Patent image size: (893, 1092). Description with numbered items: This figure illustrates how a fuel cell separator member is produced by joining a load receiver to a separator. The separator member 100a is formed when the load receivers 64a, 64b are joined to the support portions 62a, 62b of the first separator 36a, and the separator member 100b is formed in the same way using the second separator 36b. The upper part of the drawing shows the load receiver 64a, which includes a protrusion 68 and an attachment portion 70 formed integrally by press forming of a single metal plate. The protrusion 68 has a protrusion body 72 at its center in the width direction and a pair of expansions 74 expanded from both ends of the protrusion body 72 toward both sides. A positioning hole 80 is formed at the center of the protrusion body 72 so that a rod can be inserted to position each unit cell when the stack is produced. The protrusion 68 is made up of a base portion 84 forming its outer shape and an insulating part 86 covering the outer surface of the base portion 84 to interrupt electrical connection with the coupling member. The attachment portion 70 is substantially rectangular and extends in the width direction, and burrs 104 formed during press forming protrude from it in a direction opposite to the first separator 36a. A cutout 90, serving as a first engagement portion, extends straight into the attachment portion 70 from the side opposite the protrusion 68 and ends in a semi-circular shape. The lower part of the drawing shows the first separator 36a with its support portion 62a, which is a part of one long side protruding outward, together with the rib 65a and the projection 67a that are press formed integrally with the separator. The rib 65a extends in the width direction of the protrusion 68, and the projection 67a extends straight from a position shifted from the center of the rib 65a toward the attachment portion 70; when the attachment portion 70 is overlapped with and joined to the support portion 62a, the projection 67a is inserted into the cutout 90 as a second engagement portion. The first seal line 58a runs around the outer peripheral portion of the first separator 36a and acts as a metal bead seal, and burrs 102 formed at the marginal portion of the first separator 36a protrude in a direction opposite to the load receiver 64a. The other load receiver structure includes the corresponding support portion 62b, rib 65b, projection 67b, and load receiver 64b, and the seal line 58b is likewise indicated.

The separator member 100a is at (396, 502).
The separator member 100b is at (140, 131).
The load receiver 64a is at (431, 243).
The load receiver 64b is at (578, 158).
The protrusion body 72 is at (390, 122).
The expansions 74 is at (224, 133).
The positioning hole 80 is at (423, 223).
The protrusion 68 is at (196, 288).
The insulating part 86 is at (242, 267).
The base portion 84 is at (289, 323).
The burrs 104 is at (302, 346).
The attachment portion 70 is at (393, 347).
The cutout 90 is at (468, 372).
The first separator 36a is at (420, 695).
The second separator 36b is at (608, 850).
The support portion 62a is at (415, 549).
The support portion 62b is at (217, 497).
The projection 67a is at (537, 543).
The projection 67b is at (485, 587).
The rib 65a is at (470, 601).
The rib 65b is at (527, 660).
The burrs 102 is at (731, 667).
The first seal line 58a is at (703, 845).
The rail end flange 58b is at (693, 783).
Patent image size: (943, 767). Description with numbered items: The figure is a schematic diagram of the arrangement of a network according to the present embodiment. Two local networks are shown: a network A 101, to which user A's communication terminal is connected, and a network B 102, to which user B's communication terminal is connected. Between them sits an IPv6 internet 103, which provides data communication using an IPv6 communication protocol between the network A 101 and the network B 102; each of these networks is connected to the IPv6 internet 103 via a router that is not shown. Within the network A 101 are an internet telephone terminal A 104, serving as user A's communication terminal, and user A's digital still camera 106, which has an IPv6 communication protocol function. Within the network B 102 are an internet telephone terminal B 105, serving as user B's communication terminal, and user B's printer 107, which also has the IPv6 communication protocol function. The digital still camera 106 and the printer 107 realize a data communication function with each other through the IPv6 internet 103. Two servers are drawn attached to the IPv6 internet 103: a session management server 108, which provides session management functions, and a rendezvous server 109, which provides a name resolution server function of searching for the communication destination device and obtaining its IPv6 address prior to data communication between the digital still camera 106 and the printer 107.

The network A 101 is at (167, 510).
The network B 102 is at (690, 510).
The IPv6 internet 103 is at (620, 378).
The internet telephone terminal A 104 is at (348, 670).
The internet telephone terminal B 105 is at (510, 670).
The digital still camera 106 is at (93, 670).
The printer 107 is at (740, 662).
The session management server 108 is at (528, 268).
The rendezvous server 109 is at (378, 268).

────────

### What the exercise asks
Rewrite all the lines above as a numbered list, leaving out the blank ones.

### Full response
1. Patent image size: (893, 1092). Description with numbered items: This figure illustrates how a fuel cell separator member is produced by joining a load receiver to a separator. The separator member 100a is formed when the load receivers 64a, 64b are joined to the support portions 62a, 62b of the first separator 36a, and the separator member 100b is formed in the same way using the second separator 36b. The upper part of the drawing shows the load receiver 64a, which includes a protrusion 68 and an attachment portion 70 formed integrally by press forming of a single metal plate. The protrusion 68 has a protrusion body 72 at its center in the width direction and a pair of expansions 74 expanded from both ends of the protrusion body 72 toward both sides. A positioning hole 80 is formed at the center of the protrusion body 72 so that a rod can be inserted to position each unit cell when the stack is produced. The protrusion 68 is made up of a base portion 84 forming its outer shape and an insulating part 86 covering the outer surface of the base portion 84 to interrupt electrical connection with the coupling member. The attachment portion 70 is substantially rectangular and extends in the width direction, and burrs 104 formed during press forming protrude from it in a direction opposite to the first separator 36a. A cutout 90, serving as a first engagement portion, extends straight into the attachment portion 70 from the side opposite the protrusion 68 and ends in a semi-circular shape. The lower part of the drawing shows the first separator 36a with its support portion 62a, which is a part of one long side protruding outward, together with the rib 65a and the projection 67a that are press formed integrally with the separator. The rib 65a extends in the width direction of the protrusion 68, and the projection 67a extends straight from a position shifted from the center of the rib 65a toward the attachment portion 70; when the attachment portion 70 is overlapped with and joined to the support portion 62a, the projection 67a is inserted into the cutout 90 as a second engagement portion. The first seal line 58a runs around the outer peripheral portion of the first separator 36a and acts as a metal bead seal, and burrs 102 formed at the marginal portion of the first separator 36a protrude in a direction opposite to the load receiver 64a. The other load receiver structure includes the corresponding support portion 62b, rib 65b, projection 67b, and load receiver 64b, and the seal line 58b is likewise indicated.
2. The separator member 100a is at (396, 502).
3. The separator member 100b is at (140, 131).
4. The load receiver 64a is at (431, 243).
5. The load receiver 64b is at (578, 158).
6. The protrusion body 72 is at (390, 122).
7. The expansions 74 is at (224, 133).
8. The positioning hole 80 is at (423, 223).
9. The protrusion 68 is at (196, 288).
10. The insulating part 86 is at (242, 267).
11. The base portion 84 is at (289, 323).
12. The burrs 104 is at (302, 346).
13. The attachment portion 70 is at (393, 347).
14. The cutout 90 is at (468, 372).
15. The first separator 36a is at (420, 695).
16. The second separator 36b is at (608, 850).
17. The support portion 62a is at (415, 549).
18. The support portion 62b is at (217, 497).
19. The projection 67a is at (537, 543).
20. The projection 67b is at (485, 587).
21. The rib 65a is at (470, 601).
22. The rib 65b is at (527, 660).
23. The burrs 102 is at (731, 667).
24. The first seal line 58a is at (703, 845).
25. The rail end flange 58b is at (693, 783).
26. Patent image size: (943, 767). Description with numbered items: The figure is a schematic diagram of the arrangement of a network according to the present embodiment. Two local networks are shown: a network A 101, to which user A's communication terminal is connected, and a network B 102, to which user B's communication terminal is connected. Between them sits an IPv6 internet 103, which provides data communication using an IPv6 communication protocol between the network A 101 and the network B 102; each of these networks is connected to the IPv6 internet 103 via a router that is not shown. Within the network A 101 are an internet telephone terminal A 104, serving as user A's communication terminal, and user A's digital still camera 106, which has an IPv6 communication protocol function. Within the network B 102 are an internet telephone terminal B 105, serving as user B's communication terminal, and user B's printer 107, which also has the IPv6 communication protocol function. The digital still camera 106 and the printer 107 realize a data communication function with each other through the IPv6 internet 103. Two servers are drawn attached to the IPv6 internet 103: a session management server 108, which provides session management functions, and a rendezvous server 109, which provides a name resolution server function of searching for the communication destination device and obtaining its IPv6 address prior to data communication between the digital still camera 106 and the printer 107.
27. The network A 101 is at (167, 510).
28. The network B 102 is at (690, 510).
29. The IPv6 internet 103 is at (620, 378).
30. The internet telephone terminal A 104 is at (348, 670).
31. The internet telephone terminal B 105 is at (510, 670).
32. The digital still camera 106 is at (93, 670).
33. The printer 107 is at (740, 662).
34. The session management server 108 is at (528, 268).
35. The rendezvous server 109 is at (378, 268).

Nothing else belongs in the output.